### DO THIS:
Count, in the entries below, the lines in which "прямо" occurs. Give the number, nothing more.

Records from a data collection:

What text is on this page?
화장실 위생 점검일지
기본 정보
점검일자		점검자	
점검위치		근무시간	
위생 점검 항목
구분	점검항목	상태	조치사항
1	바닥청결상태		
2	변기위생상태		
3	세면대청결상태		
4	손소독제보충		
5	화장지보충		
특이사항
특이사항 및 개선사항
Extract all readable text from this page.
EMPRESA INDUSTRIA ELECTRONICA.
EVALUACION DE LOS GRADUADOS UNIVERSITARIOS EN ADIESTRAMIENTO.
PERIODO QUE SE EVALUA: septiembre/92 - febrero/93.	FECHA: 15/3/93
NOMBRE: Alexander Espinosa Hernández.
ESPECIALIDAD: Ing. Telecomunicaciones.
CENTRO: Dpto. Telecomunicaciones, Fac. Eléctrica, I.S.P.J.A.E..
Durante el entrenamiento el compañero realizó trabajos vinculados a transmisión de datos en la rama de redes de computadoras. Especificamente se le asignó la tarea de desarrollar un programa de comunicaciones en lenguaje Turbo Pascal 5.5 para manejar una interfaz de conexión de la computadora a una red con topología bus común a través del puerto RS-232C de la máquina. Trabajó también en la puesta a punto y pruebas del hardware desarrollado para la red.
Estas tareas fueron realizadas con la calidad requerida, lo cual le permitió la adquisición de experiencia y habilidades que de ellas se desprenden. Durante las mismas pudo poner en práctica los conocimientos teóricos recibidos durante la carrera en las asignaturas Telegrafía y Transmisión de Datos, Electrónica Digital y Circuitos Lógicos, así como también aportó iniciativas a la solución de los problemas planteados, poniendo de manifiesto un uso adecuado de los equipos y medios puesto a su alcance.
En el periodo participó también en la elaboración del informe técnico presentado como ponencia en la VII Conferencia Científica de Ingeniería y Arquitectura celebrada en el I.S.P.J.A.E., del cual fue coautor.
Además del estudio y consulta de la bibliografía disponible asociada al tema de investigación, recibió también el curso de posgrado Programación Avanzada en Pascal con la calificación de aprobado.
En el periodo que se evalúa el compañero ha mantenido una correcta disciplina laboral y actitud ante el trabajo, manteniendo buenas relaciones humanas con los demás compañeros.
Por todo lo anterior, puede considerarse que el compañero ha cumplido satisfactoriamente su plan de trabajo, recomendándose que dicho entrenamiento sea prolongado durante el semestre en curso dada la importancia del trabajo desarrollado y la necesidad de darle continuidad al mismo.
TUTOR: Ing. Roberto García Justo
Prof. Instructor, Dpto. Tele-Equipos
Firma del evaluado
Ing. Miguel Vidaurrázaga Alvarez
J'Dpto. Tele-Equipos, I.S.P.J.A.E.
* * *
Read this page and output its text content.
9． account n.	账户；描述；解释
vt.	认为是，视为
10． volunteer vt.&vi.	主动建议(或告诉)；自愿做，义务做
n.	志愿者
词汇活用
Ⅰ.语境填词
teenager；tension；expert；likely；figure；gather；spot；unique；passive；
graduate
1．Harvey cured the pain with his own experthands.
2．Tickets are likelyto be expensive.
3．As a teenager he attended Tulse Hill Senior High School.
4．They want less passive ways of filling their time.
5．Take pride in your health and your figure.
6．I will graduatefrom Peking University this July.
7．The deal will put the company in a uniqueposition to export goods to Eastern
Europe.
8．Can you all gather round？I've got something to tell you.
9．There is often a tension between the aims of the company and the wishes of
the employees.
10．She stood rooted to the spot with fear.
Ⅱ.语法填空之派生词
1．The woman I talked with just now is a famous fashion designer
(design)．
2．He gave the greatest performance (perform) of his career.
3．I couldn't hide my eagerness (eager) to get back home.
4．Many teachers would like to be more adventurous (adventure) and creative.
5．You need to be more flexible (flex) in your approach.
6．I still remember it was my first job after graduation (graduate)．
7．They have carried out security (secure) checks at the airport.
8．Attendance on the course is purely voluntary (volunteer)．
* * *
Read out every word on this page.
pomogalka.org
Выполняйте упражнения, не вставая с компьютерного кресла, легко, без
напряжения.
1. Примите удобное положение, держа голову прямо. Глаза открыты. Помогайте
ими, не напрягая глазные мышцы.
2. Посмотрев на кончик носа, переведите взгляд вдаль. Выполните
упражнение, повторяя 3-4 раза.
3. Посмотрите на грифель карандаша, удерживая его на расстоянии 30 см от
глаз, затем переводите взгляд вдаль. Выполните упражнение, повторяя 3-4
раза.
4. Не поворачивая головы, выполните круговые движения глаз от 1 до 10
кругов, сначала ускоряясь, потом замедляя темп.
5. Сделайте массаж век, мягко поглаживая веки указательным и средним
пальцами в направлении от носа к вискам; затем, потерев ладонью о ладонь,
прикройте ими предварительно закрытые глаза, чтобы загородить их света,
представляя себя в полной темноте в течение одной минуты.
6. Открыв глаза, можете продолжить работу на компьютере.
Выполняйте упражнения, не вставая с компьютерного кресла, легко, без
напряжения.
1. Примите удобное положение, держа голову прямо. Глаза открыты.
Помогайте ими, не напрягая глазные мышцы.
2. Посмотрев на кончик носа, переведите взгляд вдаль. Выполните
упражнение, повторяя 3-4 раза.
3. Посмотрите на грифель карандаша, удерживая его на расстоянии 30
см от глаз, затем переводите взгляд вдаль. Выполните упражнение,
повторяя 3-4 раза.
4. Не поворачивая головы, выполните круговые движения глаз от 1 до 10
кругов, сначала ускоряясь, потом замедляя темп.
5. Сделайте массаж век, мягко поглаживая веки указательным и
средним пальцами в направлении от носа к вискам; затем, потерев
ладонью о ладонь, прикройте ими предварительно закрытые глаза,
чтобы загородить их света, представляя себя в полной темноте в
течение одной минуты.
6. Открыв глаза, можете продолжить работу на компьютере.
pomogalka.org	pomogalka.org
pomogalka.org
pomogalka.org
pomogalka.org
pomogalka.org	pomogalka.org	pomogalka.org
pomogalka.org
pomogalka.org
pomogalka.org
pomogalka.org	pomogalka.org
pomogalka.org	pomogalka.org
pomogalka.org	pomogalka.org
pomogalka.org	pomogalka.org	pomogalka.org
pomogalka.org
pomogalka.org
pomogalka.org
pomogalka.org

### COMPLETED TASK:
2